◆ PROBLEM DESCRIPTION
Take each line containing "name" and report it exactly as written.

'''

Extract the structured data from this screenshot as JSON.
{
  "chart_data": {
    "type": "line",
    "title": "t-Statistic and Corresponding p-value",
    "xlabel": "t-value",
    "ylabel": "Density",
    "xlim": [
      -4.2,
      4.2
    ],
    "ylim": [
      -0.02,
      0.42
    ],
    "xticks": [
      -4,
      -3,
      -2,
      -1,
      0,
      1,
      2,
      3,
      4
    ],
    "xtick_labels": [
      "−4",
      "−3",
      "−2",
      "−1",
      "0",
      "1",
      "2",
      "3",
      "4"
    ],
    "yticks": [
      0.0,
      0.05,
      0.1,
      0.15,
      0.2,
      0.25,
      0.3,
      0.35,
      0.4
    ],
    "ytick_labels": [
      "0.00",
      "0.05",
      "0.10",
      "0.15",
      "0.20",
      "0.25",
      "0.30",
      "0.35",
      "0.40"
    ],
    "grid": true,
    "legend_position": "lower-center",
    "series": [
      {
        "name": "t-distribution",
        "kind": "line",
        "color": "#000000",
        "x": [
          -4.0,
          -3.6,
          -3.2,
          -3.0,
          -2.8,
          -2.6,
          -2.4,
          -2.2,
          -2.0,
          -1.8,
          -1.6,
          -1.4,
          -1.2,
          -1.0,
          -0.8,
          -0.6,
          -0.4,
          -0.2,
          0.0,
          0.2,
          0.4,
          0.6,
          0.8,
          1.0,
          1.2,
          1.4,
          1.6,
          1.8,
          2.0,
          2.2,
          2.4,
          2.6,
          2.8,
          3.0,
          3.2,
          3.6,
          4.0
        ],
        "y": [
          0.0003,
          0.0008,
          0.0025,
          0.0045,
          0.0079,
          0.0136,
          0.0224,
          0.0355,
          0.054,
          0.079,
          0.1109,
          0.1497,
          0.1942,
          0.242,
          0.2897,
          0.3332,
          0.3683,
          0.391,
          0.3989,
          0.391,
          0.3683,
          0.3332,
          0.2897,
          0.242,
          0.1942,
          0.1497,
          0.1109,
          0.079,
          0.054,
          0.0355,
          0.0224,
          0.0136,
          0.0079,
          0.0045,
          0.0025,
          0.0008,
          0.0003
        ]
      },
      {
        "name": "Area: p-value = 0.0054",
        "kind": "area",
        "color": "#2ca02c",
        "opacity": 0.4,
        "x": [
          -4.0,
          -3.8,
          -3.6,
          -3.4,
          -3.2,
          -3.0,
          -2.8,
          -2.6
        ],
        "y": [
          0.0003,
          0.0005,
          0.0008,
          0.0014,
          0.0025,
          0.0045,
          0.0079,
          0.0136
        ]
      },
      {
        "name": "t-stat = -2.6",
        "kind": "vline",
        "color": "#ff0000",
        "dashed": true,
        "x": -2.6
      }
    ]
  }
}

'''

◆ RESULT FOR THIS TASK
        "name": "t-distribution",
        "name": "Area: p-value = 0.0054",
        "name": "t-stat = -2.6",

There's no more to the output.